» **Collection entries**:
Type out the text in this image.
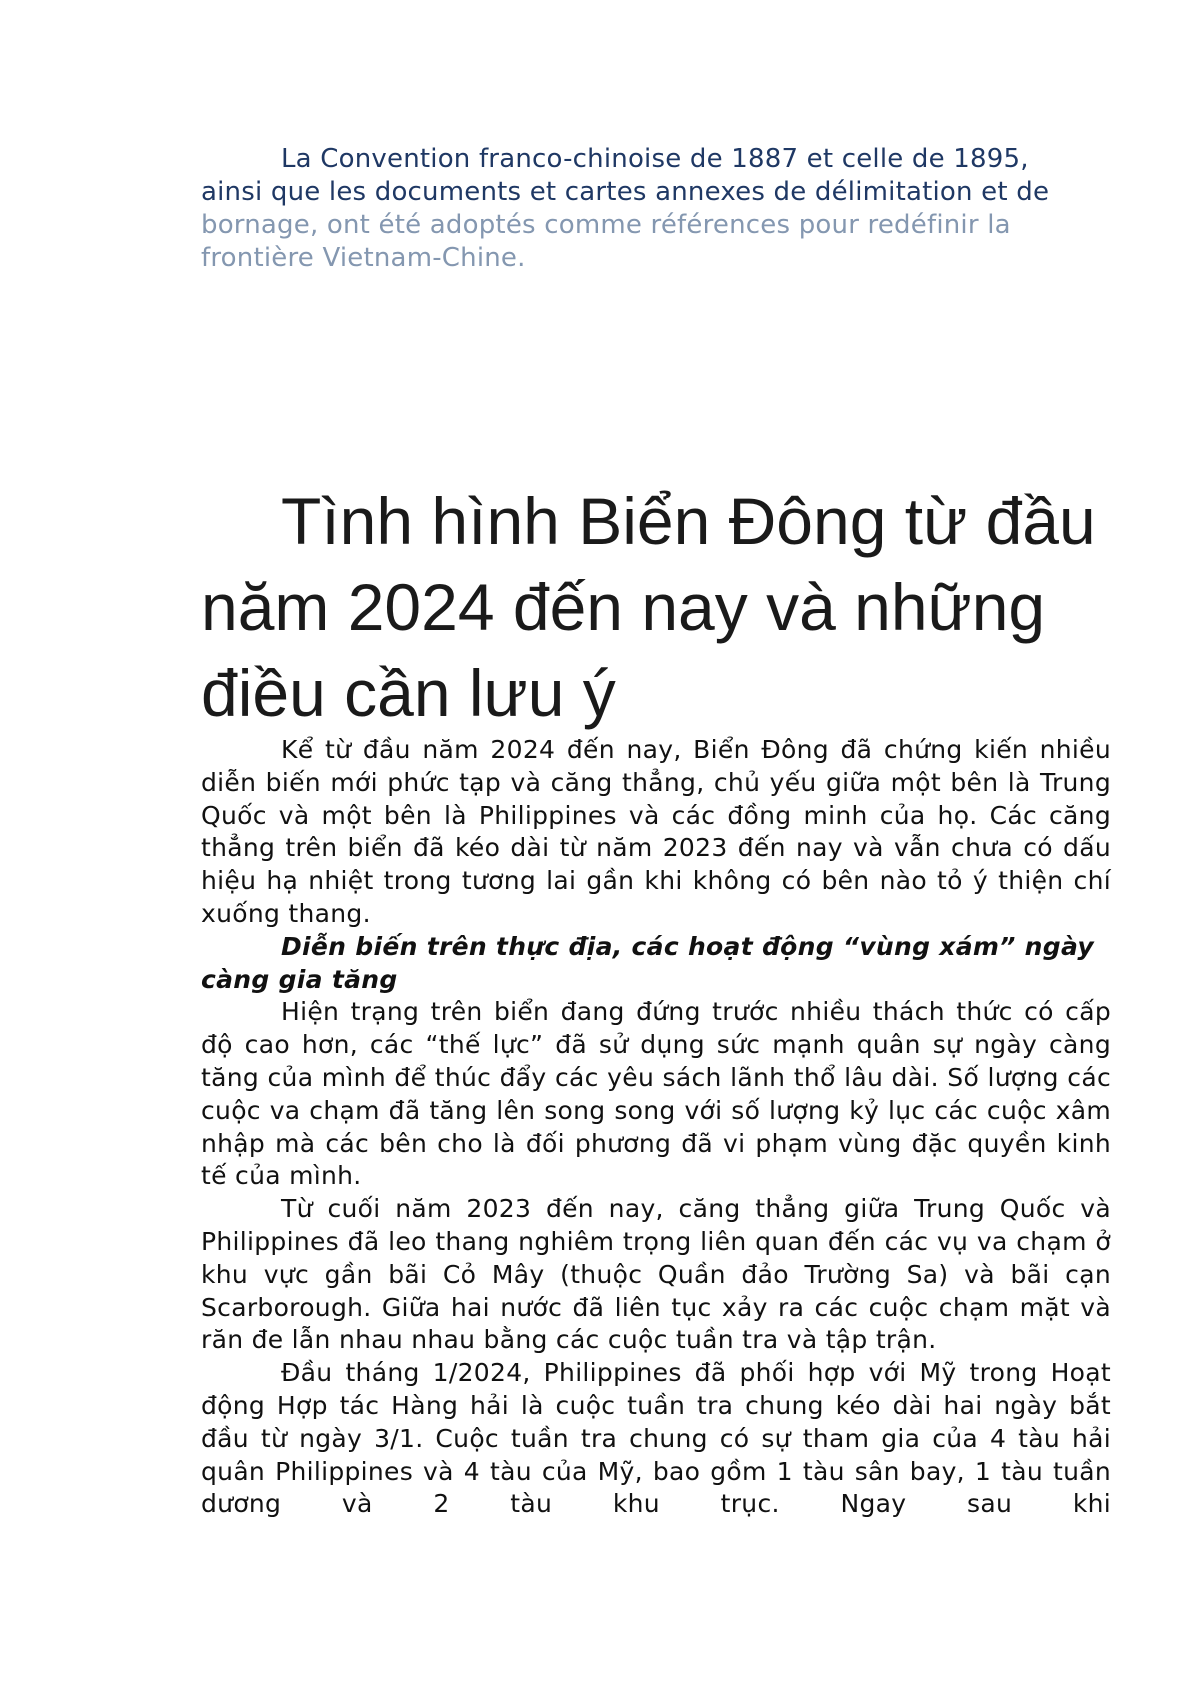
La Convention franco-chinoise de 1887 et celle de 1895,
ainsi que les documents et cartes annexes de délimitation et de
bornage, ont été adoptés comme références pour redéfinir la
frontière Vietnam-Chine.
Tình hình Biển Đông từ đầu năm 2024 đến nay và những điều cần lưu ý

Kể từ đầu năm 2024 đến nay, Biển Đông đã chứng kiến nhiều diễn biến mới phức tạp và căng thẳng, chủ yếu giữa một bên là Trung Quốc và một bên là Philippines và các đồng minh của họ. Các căng thẳng trên biển đã kéo dài từ năm 2023 đến nay và vẫn chưa có dấu hiệu hạ nhiệt trong tương lai gần khi không có bên nào tỏ ý thiện chí xuống thang.

Diễn biến trên thực địa, các hoạt động “vùng xám” ngày càng gia tăng

Hiện trạng trên biển đang đứng trước nhiều thách thức có cấp độ cao hơn, các “thế lực” đã sử dụng sức mạnh quân sự ngày càng tăng của mình để thúc đẩy các yêu sách lãnh thổ lâu dài. Số lượng các cuộc va chạm đã tăng lên song song với số lượng kỷ lục các cuộc xâm nhập mà các bên cho là đối phương đã vi phạm vùng đặc quyền kinh tế của mình.

Từ cuối năm 2023 đến nay, căng thẳng giữa Trung Quốc và Philippines đã leo thang nghiêm trọng liên quan đến các vụ va chạm ở khu vực gần bãi Cỏ Mây (thuộc Quần đảo Trường Sa) và bãi cạn Scarborough. Giữa hai nước đã liên tục xảy ra các cuộc chạm mặt và răn đe lẫn nhau nhau bằng các cuộc tuần tra và tập trận.

Đầu tháng 1/2024, Philippines đã phối hợp với Mỹ trong Hoạt động Hợp tác Hàng hải là cuộc tuần tra chung kéo dài hai ngày bắt đầu từ ngày 3/1. Cuộc tuần tra chung có sự tham gia của 4 tàu hải quân Philippines và 4 tàu của Mỹ, bao gồm 1 tàu sân bay, 1 tàu tuần dương và 2 tàu khu trục. Ngay sau khi
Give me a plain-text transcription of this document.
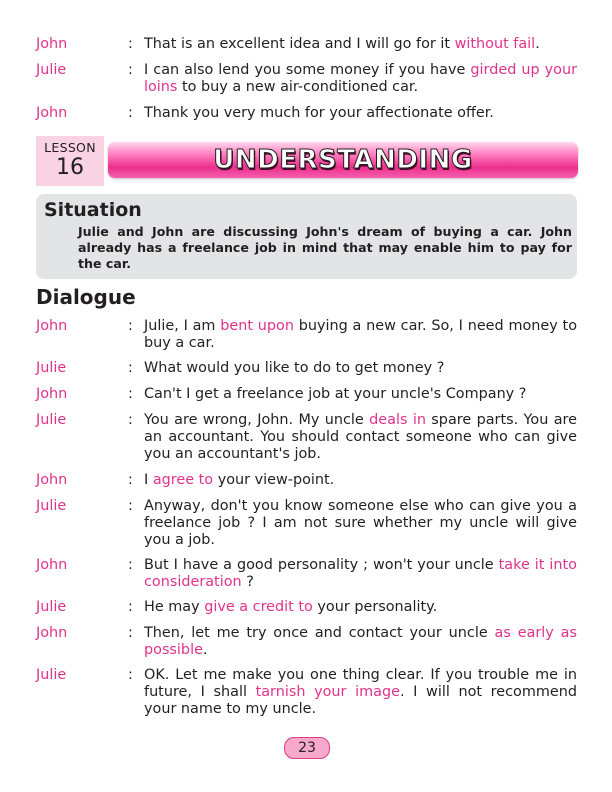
John	: That is an excellent idea and I will go for it without fail.
Julie	: I can also lend you some money if you have girded up your loins to buy a new air-conditioned car.
John	: Thank you very much for your affectionate offer.
LESSON
16	UNDERSTANDING
Situation
Julie and John are discussing John's dream of buying a car. John already has a freelance job in mind that may enable him to pay for the car.
Dialogue
John	: Julie, I am bent upon buying a new car. So, I need money to buy a car.
Julie	: What would you like to do to get money ?
John	: Can't I get a freelance job at your uncle's Company ?
Julie	: You are wrong, John. My uncle deals in spare parts. You are an accountant. You should contact someone who can give you an accountant's job.
John	: I agree to your view-point.
Julie	: Anyway, don't you know someone else who can give you a freelance job ? I am not sure whether my uncle will give you a job.
John	: But I have a good personality ; won't your uncle take it into consideration ?
Julie	: He may give a credit to your personality.
John	: Then, let me try once and contact your uncle as early as possible.
Julie	: OK. Let me make you one thing clear. If you trouble me in future, I shall tarnish your image. I will not recommend your name to my uncle.
23
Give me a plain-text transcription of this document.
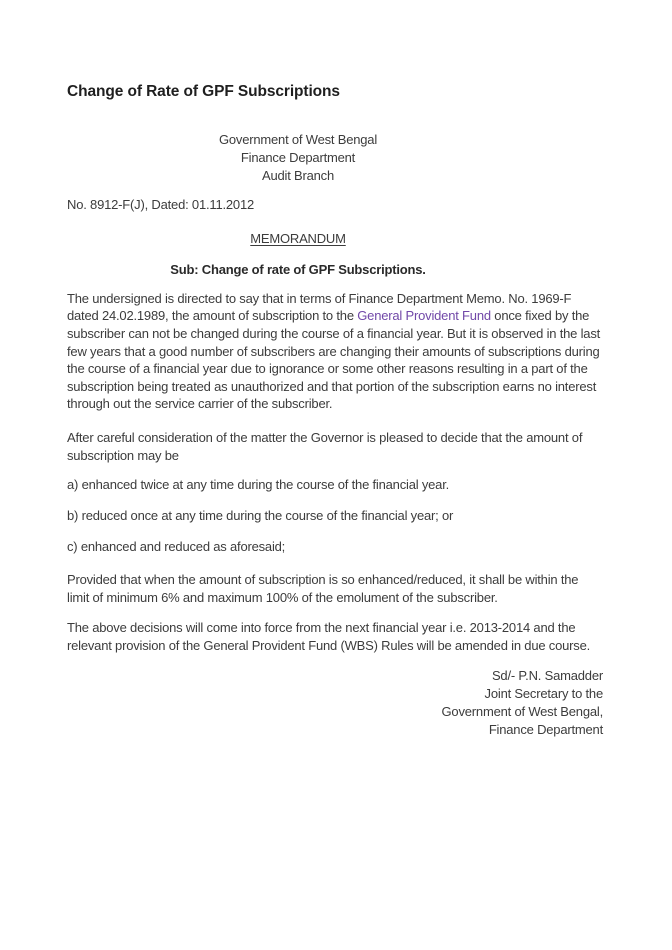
Change of Rate of GPF Subscriptions
Government of West Bengal
Finance Department
Audit Branch
No. 8912-F(J), Dated: 01.11.2012
MEMORANDUM
Sub: Change of rate of GPF Subscriptions.

The undersigned is directed to say that in terms of Finance Department Memo. No. 1969-F dated 24.02.1989, the amount of subscription to the General Provident Fund once fixed by the subscriber can not be changed during the course of a financial year. But it is observed in the last few years that a good number of subscribers are changing their amounts of subscriptions during the course of a financial year due to ignorance or some other reasons resulting in a part of the subscription being treated as unauthorized and that portion of the subscription earns no interest through out the service carrier of the subscriber.

After careful consideration of the matter the Governor is pleased to decide that the amount of subscription may be

a) enhanced twice at any time during the course of the financial year.

b) reduced once at any time during the course of the financial year; or

c) enhanced and reduced as aforesaid;

Provided that when the amount of subscription is so enhanced/reduced, it shall be within the limit of minimum 6% and maximum 100% of the emolument of the subscriber.

The above decisions will come into force from the next financial year i.e. 2013-2014 and the relevant provision of the General Provident Fund (WBS) Rules will be amended in due course.

Sd/- P.N. Samadder
Joint Secretary to the
Government of West Bengal,
Finance Department
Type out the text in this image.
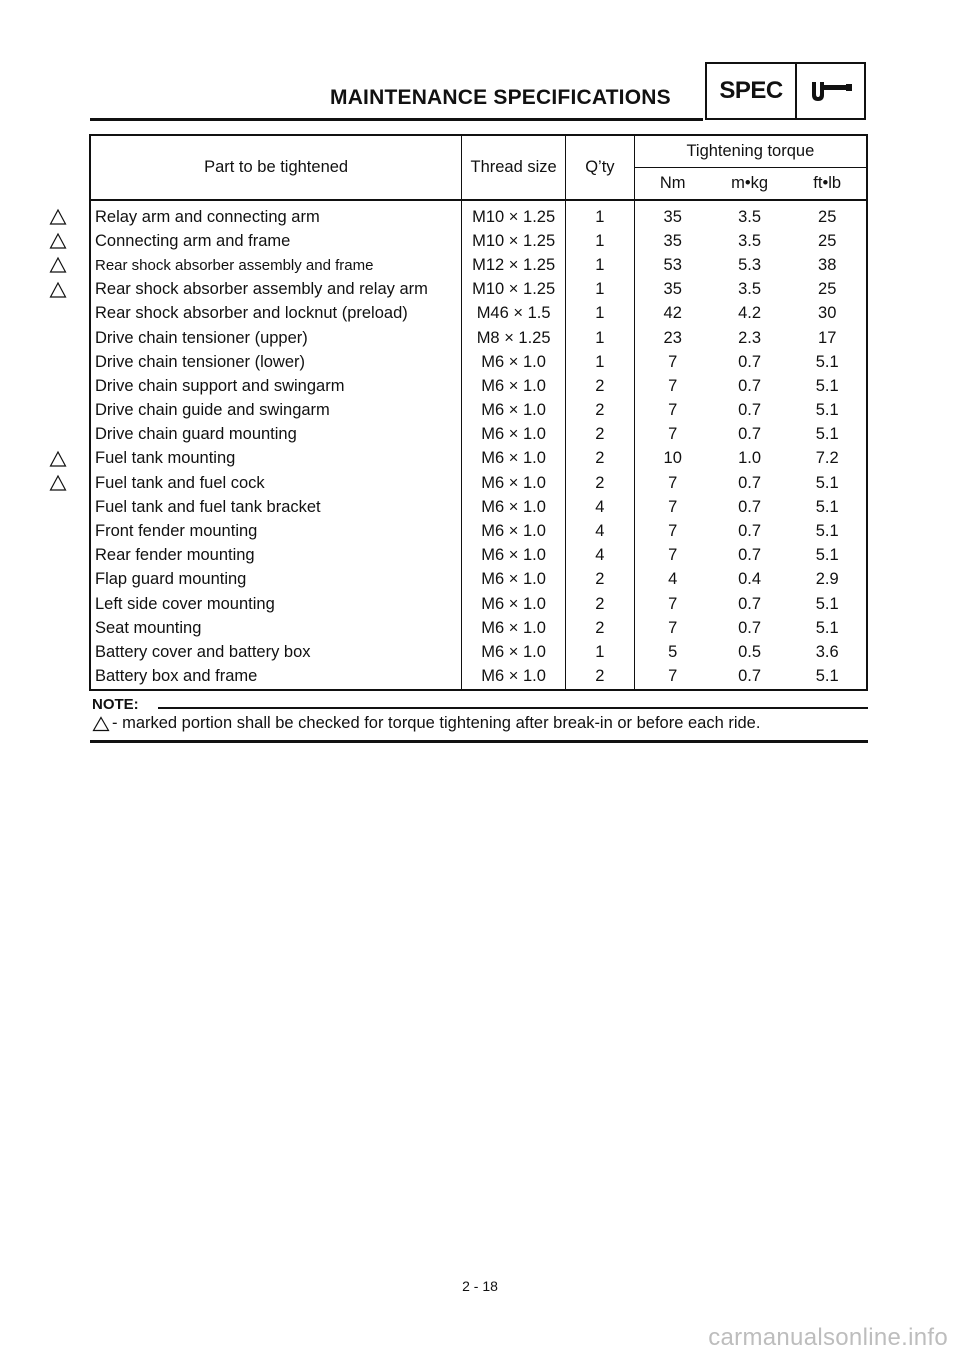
MAINTENANCE SPECIFICATIONS	SPEC
Part to be tightened	Thread size	Q’ty	Tightening torque		
			Nm	m•kg	ft•lb
Relay arm and connecting arm	M10 × 1.25	1	35	3.5	25
Connecting arm and frame	M10 × 1.25	1	35	3.5	25
Rear shock absorber assembly and frame	M12 × 1.25	1	53	5.3	38
Rear shock absorber assembly and relay arm	M10 × 1.25	1	35	3.5	25
Rear shock absorber and locknut (preload)	M46 × 1.5	1	42	4.2	30
Drive chain tensioner (upper)	M8 × 1.25	1	23	2.3	17
Drive chain tensioner (lower)	M6 × 1.0	1	7	0.7	5.1
Drive chain support and swingarm	M6 × 1.0	2	7	0.7	5.1
Drive chain guide and swingarm	M6 × 1.0	2	7	0.7	5.1
Drive chain guard mounting	M6 × 1.0	2	7	0.7	5.1
Fuel tank mounting	M6 × 1.0	2	10	1.0	7.2
Fuel tank and fuel cock	M6 × 1.0	2	7	0.7	5.1
Fuel tank and fuel tank bracket	M6 × 1.0	4	7	0.7	5.1
Front fender mounting	M6 × 1.0	4	7	0.7	5.1
Rear fender mounting	M6 × 1.0	4	7	0.7	5.1
Flap guard mounting	M6 × 1.0	2	4	0.4	2.9
Left side cover mounting	M6 × 1.0	2	7	0.7	5.1
Seat mounting	M6 × 1.0	2	7	0.7	5.1
Battery cover and battery box	M6 × 1.0	1	5	0.5	3.6
Battery box and frame	M6 × 1.0	2	7	0.7	5.1
NOTE:
- marked portion shall be checked for torque tightening after break-in or before each ride.
2 - 18
carmanualsonline.info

» **WRITTEN REQUEST**: Write the entries above out again exactly, but not the pictures.

» **FULL SOLUTION**:
Type out the text in this image.
La Convention franco-chinoise de 1887 et celle de 1895,
ainsi que les documents et cartes annexes de délimitation et de
bornage, ont été adoptés comme références pour redéfinir la
frontière Vietnam-Chine.
Tình hình Biển Đông từ đầu năm 2024 đến nay và những điều cần lưu ý

Kể từ đầu năm 2024 đến nay, Biển Đông đã chứng kiến nhiều diễn biến mới phức tạp và căng thẳng, chủ yếu giữa một bên là Trung Quốc và một bên là Philippines và các đồng minh của họ. Các căng thẳng trên biển đã kéo dài từ năm 2023 đến nay và vẫn chưa có dấu hiệu hạ nhiệt trong tương lai gần khi không có bên nào tỏ ý thiện chí xuống thang.

Diễn biến trên thực địa, các hoạt động “vùng xám” ngày càng gia tăng

Hiện trạng trên biển đang đứng trước nhiều thách thức có cấp độ cao hơn, các “thế lực” đã sử dụng sức mạnh quân sự ngày càng tăng của mình để thúc đẩy các yêu sách lãnh thổ lâu dài. Số lượng các cuộc va chạm đã tăng lên song song với số lượng kỷ lục các cuộc xâm nhập mà các bên cho là đối phương đã vi phạm vùng đặc quyền kinh tế của mình.

Từ cuối năm 2023 đến nay, căng thẳng giữa Trung Quốc và Philippines đã leo thang nghiêm trọng liên quan đến các vụ va chạm ở khu vực gần bãi Cỏ Mây (thuộc Quần đảo Trường Sa) và bãi cạn Scarborough. Giữa hai nước đã liên tục xảy ra các cuộc chạm mặt và răn đe lẫn nhau nhau bằng các cuộc tuần tra và tập trận.

Đầu tháng 1/2024, Philippines đã phối hợp với Mỹ trong Hoạt động Hợp tác Hàng hải là cuộc tuần tra chung kéo dài hai ngày bắt đầu từ ngày 3/1. Cuộc tuần tra chung có sự tham gia của 4 tàu hải quân Philippines và 4 tàu của Mỹ, bao gồm 1 tàu sân bay, 1 tàu tuần dương và 2 tàu khu trục. Ngay sau khi
Give me a plain-text transcription of this document.
John	: That is an excellent idea and I will go for it without fail.
Julie	: I can also lend you some money if you have girded up your loins to buy a new air-conditioned car.
John	: Thank you very much for your affectionate offer.
LESSON
16	UNDERSTANDING
Situation
Julie and John are discussing John's dream of buying a car. John already has a freelance job in mind that may enable him to pay for the car.
Dialogue
John	: Julie, I am bent upon buying a new car. So, I need money to buy a car.
Julie	: What would you like to do to get money ?
John	: Can't I get a freelance job at your uncle's Company ?
Julie	: You are wrong, John. My uncle deals in spare parts. You are an accountant. You should contact someone who can give you an accountant's job.
John	: I agree to your view-point.
Julie	: Anyway, don't you know someone else who can give you a freelance job ? I am not sure whether my uncle will give you a job.
John	: But I have a good personality ; won't your uncle take it into consideration ?
Julie	: He may give a credit to your personality.
John	: Then, let me try once and contact your uncle as early as possible.
Julie	: OK. Let me make you one thing clear. If you trouble me in future, I shall tarnish your image. I will not recommend your name to my uncle.
23
Give me a plain-text transcription of this document.
Change of Rate of GPF Subscriptions
Government of West Bengal
Finance Department
Audit Branch
No. 8912-F(J), Dated: 01.11.2012
MEMORANDUM
Sub: Change of rate of GPF Subscriptions.

The undersigned is directed to say that in terms of Finance Department Memo. No. 1969-F dated 24.02.1989, the amount of subscription to the General Provident Fund once fixed by the subscriber can not be changed during the course of a financial year. But it is observed in the last few years that a good number of subscribers are changing their amounts of subscriptions during the course of a financial year due to ignorance or some other reasons resulting in a part of the subscription being treated as unauthorized and that portion of the subscription earns no interest through out the service carrier of the subscriber.

After careful consideration of the matter the Governor is pleased to decide that the amount of subscription may be

a) enhanced twice at any time during the course of the financial year.

b) reduced once at any time during the course of the financial year; or

c) enhanced and reduced as aforesaid;

Provided that when the amount of subscription is so enhanced/reduced, it shall be within the limit of minimum 6% and maximum 100% of the emolument of the subscriber.

The above decisions will come into force from the next financial year i.e. 2013-2014 and the relevant provision of the General Provident Fund (WBS) Rules will be amended in due course.

Sd/- P.N. Samadder
Joint Secretary to the
Government of West Bengal,
Finance Department
Type out the text in this image.
MAINTENANCE SPECIFICATIONS	SPEC
Part to be tightened	Thread size	Q’ty	Tightening torque		
			Nm	m•kg	ft•lb
Relay arm and connecting arm	M10 × 1.25	1	35	3.5	25
Connecting arm and frame	M10 × 1.25	1	35	3.5	25
Rear shock absorber assembly and frame	M12 × 1.25	1	53	5.3	38
Rear shock absorber assembly and relay arm	M10 × 1.25	1	35	3.5	25
Rear shock absorber and locknut (preload)	M46 × 1.5	1	42	4.2	30
Drive chain tensioner (upper)	M8 × 1.25	1	23	2.3	17
Drive chain tensioner (lower)	M6 × 1.0	1	7	0.7	5.1
Drive chain support and swingarm	M6 × 1.0	2	7	0.7	5.1
Drive chain guide and swingarm	M6 × 1.0	2	7	0.7	5.1
Drive chain guard mounting	M6 × 1.0	2	7	0.7	5.1
Fuel tank mounting	M6 × 1.0	2	10	1.0	7.2
Fuel tank and fuel cock	M6 × 1.0	2	7	0.7	5.1
Fuel tank and fuel tank bracket	M6 × 1.0	4	7	0.7	5.1
Front fender mounting	M6 × 1.0	4	7	0.7	5.1
Rear fender mounting	M6 × 1.0	4	7	0.7	5.1
Flap guard mounting	M6 × 1.0	2	4	0.4	2.9
Left side cover mounting	M6 × 1.0	2	7	0.7	5.1
Seat mounting	M6 × 1.0	2	7	0.7	5.1
Battery cover and battery box	M6 × 1.0	1	5	0.5	3.6
Battery box and frame	M6 × 1.0	2	7	0.7	5.1
NOTE:
- marked portion shall be checked for torque tightening after break-in or before each ride.
2 - 18
carmanualsonline.info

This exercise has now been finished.